Segment Start: DATA IN THIS EXERCISE

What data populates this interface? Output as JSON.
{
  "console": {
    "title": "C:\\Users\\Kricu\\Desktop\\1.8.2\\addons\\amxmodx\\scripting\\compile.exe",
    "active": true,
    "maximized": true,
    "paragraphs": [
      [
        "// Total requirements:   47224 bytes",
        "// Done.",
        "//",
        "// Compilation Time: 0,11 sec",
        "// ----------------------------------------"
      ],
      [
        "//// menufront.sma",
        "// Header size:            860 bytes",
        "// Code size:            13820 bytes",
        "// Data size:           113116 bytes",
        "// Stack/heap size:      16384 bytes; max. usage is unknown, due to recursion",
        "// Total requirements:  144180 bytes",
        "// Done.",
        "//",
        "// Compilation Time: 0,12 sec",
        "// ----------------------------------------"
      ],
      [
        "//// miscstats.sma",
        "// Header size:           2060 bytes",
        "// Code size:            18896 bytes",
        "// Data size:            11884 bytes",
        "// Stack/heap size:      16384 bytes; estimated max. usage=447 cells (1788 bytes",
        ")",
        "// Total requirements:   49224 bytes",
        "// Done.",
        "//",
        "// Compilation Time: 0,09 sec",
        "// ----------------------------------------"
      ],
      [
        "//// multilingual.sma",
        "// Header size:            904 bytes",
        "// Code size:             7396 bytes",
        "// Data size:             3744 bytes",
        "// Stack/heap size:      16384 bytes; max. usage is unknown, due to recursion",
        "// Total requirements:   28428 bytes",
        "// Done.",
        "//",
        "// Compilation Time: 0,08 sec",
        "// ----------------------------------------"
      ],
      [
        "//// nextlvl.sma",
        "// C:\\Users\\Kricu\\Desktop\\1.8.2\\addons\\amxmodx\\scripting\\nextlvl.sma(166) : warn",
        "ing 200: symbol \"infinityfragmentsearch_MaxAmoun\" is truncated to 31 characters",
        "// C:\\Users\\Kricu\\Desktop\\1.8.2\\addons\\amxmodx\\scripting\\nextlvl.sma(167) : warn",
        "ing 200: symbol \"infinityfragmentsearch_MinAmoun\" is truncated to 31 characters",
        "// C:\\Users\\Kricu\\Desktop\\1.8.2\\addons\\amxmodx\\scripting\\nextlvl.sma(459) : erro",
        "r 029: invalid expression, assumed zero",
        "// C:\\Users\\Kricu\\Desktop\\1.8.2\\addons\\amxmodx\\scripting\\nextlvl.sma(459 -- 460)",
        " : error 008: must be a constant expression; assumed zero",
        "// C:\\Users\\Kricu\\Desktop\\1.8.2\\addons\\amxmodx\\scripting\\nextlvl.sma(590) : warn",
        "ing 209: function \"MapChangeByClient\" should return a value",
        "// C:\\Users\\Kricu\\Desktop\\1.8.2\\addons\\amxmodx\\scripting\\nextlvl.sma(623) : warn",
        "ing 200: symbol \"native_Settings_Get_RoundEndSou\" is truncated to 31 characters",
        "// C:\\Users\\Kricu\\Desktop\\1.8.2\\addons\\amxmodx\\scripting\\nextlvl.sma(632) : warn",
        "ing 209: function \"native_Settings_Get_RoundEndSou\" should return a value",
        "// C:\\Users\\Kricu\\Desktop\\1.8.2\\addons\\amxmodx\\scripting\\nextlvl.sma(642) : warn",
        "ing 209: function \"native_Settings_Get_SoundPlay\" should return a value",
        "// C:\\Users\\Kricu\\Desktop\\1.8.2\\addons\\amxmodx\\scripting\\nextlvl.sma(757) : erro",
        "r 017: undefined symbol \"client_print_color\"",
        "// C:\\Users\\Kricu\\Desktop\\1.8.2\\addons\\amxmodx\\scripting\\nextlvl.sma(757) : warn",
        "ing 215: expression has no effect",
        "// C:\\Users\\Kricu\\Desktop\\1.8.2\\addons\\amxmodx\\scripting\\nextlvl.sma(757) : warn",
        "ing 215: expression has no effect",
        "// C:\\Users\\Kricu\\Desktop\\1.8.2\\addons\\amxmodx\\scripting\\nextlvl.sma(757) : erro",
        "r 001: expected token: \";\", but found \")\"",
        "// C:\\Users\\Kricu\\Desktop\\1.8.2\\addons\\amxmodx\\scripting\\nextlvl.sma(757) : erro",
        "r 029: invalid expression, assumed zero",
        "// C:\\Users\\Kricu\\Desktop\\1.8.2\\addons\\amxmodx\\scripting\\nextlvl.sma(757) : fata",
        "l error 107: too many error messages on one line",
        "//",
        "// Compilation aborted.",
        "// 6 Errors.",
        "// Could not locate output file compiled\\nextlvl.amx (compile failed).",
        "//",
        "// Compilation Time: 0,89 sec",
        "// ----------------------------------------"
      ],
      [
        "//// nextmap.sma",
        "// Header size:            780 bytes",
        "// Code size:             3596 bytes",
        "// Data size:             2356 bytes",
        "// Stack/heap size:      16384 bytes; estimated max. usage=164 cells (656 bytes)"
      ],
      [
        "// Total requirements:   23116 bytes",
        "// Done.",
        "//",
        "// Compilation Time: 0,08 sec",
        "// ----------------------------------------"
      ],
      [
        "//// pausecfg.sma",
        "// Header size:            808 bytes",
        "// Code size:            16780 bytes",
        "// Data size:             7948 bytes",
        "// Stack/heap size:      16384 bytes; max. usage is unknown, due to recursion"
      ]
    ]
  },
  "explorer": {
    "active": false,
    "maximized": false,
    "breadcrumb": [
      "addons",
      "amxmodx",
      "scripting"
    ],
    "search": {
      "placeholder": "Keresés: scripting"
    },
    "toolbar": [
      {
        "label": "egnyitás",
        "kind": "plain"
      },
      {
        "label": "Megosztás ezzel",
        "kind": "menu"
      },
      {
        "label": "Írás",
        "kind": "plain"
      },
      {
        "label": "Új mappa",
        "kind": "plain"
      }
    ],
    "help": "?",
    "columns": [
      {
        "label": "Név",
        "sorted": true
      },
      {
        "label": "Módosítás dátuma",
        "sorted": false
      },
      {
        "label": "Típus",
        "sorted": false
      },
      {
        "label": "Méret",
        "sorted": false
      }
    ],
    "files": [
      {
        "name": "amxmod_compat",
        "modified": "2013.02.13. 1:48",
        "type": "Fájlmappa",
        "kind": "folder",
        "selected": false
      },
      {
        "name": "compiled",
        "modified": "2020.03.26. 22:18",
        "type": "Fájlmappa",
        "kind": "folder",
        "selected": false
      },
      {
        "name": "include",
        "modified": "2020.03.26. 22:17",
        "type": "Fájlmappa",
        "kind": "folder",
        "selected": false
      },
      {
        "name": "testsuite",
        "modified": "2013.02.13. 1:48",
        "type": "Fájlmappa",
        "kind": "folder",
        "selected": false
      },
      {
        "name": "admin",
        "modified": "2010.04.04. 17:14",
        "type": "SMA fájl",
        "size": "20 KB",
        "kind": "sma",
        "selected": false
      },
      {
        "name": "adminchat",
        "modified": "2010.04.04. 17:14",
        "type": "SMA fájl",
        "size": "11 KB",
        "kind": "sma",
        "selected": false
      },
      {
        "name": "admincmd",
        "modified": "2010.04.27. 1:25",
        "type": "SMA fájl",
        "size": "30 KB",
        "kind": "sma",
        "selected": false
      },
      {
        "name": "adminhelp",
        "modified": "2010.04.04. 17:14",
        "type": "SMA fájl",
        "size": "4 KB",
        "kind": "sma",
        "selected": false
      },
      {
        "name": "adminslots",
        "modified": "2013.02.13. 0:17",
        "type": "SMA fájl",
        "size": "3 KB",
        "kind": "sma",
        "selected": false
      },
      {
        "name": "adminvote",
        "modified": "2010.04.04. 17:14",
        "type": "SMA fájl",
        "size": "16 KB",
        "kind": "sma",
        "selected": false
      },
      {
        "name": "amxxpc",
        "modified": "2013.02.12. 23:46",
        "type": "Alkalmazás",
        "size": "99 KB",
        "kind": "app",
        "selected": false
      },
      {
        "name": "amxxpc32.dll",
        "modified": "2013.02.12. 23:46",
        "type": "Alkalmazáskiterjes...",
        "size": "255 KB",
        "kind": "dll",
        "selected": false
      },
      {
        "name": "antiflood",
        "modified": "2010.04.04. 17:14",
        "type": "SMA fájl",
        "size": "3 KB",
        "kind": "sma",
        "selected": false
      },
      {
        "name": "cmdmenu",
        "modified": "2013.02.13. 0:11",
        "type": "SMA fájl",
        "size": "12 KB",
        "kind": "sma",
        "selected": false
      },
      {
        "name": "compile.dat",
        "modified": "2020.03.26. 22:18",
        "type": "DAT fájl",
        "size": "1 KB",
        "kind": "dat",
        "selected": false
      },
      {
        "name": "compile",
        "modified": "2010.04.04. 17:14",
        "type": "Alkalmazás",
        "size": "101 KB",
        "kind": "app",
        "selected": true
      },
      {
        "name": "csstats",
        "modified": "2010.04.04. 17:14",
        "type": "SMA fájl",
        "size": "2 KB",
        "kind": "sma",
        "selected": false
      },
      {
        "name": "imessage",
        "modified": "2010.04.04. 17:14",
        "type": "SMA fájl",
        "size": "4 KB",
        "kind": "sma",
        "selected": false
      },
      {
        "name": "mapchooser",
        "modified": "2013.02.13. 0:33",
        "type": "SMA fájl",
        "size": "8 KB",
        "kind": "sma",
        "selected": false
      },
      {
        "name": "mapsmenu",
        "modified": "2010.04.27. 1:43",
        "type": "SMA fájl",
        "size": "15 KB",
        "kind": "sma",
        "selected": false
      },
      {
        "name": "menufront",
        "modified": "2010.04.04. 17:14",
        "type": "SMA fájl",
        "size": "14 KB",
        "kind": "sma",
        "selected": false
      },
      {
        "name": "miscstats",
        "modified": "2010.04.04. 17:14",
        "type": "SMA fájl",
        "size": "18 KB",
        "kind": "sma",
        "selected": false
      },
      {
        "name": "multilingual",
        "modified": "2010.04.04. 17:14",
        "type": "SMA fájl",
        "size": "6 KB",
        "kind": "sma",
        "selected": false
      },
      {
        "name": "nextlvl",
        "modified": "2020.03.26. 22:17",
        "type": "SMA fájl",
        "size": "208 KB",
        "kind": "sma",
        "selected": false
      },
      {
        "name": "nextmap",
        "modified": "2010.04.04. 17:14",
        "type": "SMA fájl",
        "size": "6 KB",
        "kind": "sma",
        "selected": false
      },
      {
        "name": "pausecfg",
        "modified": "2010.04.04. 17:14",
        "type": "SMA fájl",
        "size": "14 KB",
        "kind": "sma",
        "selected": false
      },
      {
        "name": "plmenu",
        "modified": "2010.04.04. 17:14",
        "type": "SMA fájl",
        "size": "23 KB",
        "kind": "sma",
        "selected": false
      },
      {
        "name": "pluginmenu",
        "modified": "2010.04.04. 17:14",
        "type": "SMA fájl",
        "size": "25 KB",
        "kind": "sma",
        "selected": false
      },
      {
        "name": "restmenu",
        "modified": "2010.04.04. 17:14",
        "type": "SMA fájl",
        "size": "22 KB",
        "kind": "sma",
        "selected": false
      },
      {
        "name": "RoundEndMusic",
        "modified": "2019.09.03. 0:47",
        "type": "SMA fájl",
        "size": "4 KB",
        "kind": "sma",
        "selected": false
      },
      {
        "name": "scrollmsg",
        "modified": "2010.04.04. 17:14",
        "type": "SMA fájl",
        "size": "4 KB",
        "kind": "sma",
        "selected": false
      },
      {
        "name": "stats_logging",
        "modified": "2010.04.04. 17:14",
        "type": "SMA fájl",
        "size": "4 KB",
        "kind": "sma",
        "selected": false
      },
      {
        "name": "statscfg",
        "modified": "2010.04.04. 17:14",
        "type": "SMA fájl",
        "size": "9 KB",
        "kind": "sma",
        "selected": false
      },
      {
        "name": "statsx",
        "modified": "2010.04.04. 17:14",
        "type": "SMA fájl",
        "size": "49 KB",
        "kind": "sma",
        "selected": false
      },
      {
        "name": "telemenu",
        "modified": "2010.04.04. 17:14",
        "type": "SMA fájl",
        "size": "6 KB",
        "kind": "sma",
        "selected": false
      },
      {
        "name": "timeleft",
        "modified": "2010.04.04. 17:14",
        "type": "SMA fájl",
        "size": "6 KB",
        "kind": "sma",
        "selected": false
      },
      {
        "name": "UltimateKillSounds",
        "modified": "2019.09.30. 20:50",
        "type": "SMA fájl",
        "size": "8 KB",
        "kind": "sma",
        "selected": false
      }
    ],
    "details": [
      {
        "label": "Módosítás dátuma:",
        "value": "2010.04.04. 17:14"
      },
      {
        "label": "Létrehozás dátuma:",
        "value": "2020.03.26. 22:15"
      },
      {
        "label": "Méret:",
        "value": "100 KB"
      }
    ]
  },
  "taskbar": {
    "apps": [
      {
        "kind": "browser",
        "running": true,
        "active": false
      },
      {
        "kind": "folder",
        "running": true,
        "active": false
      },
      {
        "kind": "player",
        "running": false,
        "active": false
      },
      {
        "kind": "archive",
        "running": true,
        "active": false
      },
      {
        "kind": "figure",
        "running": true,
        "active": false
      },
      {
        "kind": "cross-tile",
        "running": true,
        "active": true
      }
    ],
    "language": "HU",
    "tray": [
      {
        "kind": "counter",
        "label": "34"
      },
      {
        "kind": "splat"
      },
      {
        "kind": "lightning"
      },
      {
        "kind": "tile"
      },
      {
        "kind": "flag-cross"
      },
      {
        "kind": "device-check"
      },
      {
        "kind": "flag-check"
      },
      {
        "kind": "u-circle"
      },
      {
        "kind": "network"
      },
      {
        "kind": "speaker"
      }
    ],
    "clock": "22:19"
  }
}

Segment End: DATA IN THIS EXERCISE

- **ASSIGNMENT**
Each line above that has the word "heap" must be copied.

- **REPLY**
        "// Stack/heap size:      16384 bytes; max. usage is unknown, due to recursion",
        "// Stack/heap size:      16384 bytes; estimated max. usage=447 cells (1788 bytes",
        "// Stack/heap size:      16384 bytes; max. usage is unknown, due to recursion",
        "// Stack/heap size:      16384 bytes; estimated max. usage=164 cells (656 bytes)"
        "// Stack/heap size:      16384 bytes; max. usage is unknown, due to recursion"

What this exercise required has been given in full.